== Goal of the exercise ==
Here are records with pictures in them. Copy all of them exactly and leave the pictures out.

== Input material ==
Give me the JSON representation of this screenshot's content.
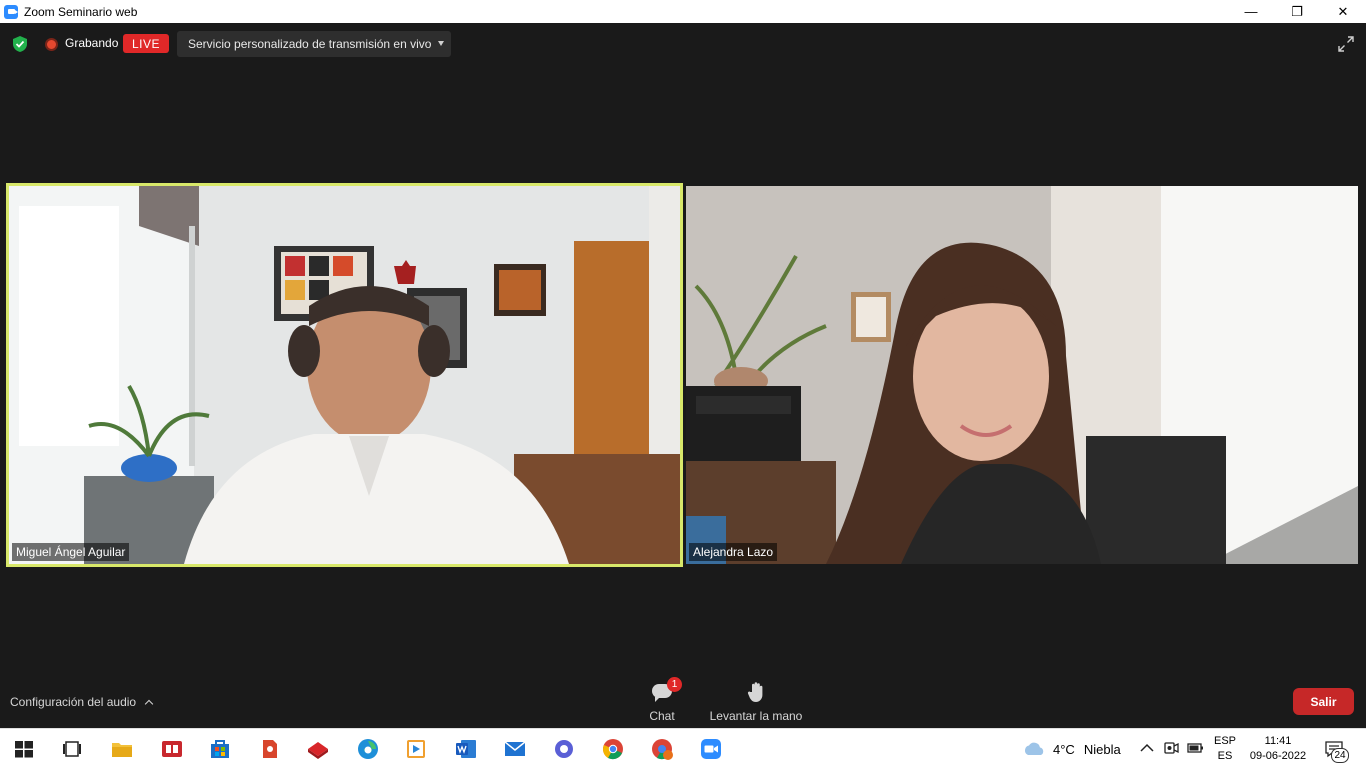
{
  "window": {
    "title": "Zoom Seminario web",
    "minimize_glyph": "—",
    "maximize_glyph": "❐",
    "close_glyph": "✕"
  },
  "topbar": {
    "recording_label": "Grabando",
    "live_label": "LIVE",
    "stream_dropdown_label": "Servicio personalizado de transmisión en vivo"
  },
  "participants": [
    {
      "name": "Miguel Ángel Aguilar",
      "active_speaker": true
    },
    {
      "name": "Alejandra Lazo",
      "active_speaker": false
    }
  ],
  "controls": {
    "audio_settings_label": "Configuración del audio",
    "chat_label": "Chat",
    "chat_badge": "1",
    "raise_hand_label": "Levantar la mano",
    "leave_label": "Salir"
  },
  "taskbar": {
    "apps": [
      "start-icon",
      "task-view-icon",
      "file-explorer-icon",
      "reader-icon",
      "store-icon",
      "app-icon",
      "app-red-icon",
      "edge-icon",
      "media-icon",
      "word-icon",
      "mail-icon",
      "settings-app-icon",
      "chrome-icon",
      "chrome-profile-icon",
      "zoom-icon"
    ],
    "weather_temp": "4°C",
    "weather_desc": "Niebla",
    "lang_top": "ESP",
    "lang_bottom": "ES",
    "time": "11:41",
    "date": "09-06-2022",
    "notifications": "24"
  },
  "colors": {
    "active_speaker_border": "#d8e86a",
    "live_red": "#e02828",
    "leave_red": "#c62828",
    "zoom_blue": "#2d8cff",
    "background": "#1a1a1a"
  }
}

== Written answer ==
Give me the JSON representation of this screenshot's content.
{
  "window": {
    "title": "Zoom Seminario web",
    "minimize_glyph": "—",
    "maximize_glyph": "❐",
    "close_glyph": "✕"
  },
  "topbar": {
    "recording_label": "Grabando",
    "live_label": "LIVE",
    "stream_dropdown_label": "Servicio personalizado de transmisión en vivo"
  },
  "participants": [
    {
      "name": "Miguel Ángel Aguilar",
      "active_speaker": true
    },
    {
      "name": "Alejandra Lazo",
      "active_speaker": false
    }
  ],
  "controls": {
    "audio_settings_label": "Configuración del audio",
    "chat_label": "Chat",
    "chat_badge": "1",
    "raise_hand_label": "Levantar la mano",
    "leave_label": "Salir"
  },
  "taskbar": {
    "apps": [
      "start-icon",
      "task-view-icon",
      "file-explorer-icon",
      "reader-icon",
      "store-icon",
      "app-icon",
      "app-red-icon",
      "edge-icon",
      "media-icon",
      "word-icon",
      "mail-icon",
      "settings-app-icon",
      "chrome-icon",
      "chrome-profile-icon",
      "zoom-icon"
    ],
    "weather_temp": "4°C",
    "weather_desc": "Niebla",
    "lang_top": "ESP",
    "lang_bottom": "ES",
    "time": "11:41",
    "date": "09-06-2022",
    "notifications": "24"
  },
  "colors": {
    "active_speaker_border": "#d8e86a",
    "live_red": "#e02828",
    "leave_red": "#c62828",
    "zoom_blue": "#2d8cff",
    "background": "#1a1a1a"
  }
}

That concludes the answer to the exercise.